**What to produce:**
Print the complete set of entries exactly.

>> Begin Input data

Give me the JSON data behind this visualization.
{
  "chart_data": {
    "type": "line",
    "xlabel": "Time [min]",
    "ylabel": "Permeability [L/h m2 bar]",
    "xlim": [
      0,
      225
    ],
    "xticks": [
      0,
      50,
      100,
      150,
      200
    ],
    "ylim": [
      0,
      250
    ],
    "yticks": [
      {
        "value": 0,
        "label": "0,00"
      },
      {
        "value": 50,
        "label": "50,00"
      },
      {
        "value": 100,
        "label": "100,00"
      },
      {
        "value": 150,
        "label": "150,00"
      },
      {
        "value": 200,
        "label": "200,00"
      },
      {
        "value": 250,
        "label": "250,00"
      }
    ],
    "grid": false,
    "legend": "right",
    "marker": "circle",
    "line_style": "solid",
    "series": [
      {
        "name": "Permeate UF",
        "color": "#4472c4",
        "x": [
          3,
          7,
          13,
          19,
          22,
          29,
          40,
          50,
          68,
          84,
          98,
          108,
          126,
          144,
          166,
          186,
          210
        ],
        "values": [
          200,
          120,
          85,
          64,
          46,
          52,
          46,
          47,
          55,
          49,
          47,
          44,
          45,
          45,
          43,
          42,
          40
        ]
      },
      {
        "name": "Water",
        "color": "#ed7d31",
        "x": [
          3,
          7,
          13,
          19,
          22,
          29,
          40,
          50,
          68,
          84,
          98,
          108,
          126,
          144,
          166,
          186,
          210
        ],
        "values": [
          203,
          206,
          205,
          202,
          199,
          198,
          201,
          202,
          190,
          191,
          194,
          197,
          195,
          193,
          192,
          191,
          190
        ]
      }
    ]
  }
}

>> End Input data

**Solution to the problem:**
Give me the JSON data behind this visualization.
{
  "chart_data": {
    "type": "line",
    "xlabel": "Time [min]",
    "ylabel": "Permeability [L/h m2 bar]",
    "xlim": [
      0,
      225
    ],
    "xticks": [
      0,
      50,
      100,
      150,
      200
    ],
    "ylim": [
      0,
      250
    ],
    "yticks": [
      {
        "value": 0,
        "label": "0,00"
      },
      {
        "value": 50,
        "label": "50,00"
      },
      {
        "value": 100,
        "label": "100,00"
      },
      {
        "value": 150,
        "label": "150,00"
      },
      {
        "value": 200,
        "label": "200,00"
      },
      {
        "value": 250,
        "label": "250,00"
      }
    ],
    "grid": false,
    "legend": "right",
    "marker": "circle",
    "line_style": "solid",
    "series": [
      {
        "name": "Permeate UF",
        "color": "#4472c4",
        "x": [
          3,
          7,
          13,
          19,
          22,
          29,
          40,
          50,
          68,
          84,
          98,
          108,
          126,
          144,
          166,
          186,
          210
        ],
        "values": [
          200,
          120,
          85,
          64,
          46,
          52,
          46,
          47,
          55,
          49,
          47,
          44,
          45,
          45,
          43,
          42,
          40
        ]
      },
      {
        "name": "Water",
        "color": "#ed7d31",
        "x": [
          3,
          7,
          13,
          19,
          22,
          29,
          40,
          50,
          68,
          84,
          98,
          108,
          126,
          144,
          166,
          186,
          210
        ],
        "values": [
          203,
          206,
          205,
          202,
          199,
          198,
          201,
          202,
          190,
          191,
          194,
          197,
          195,
          193,
          192,
          191,
          190
        ]
      }
    ]
  }
}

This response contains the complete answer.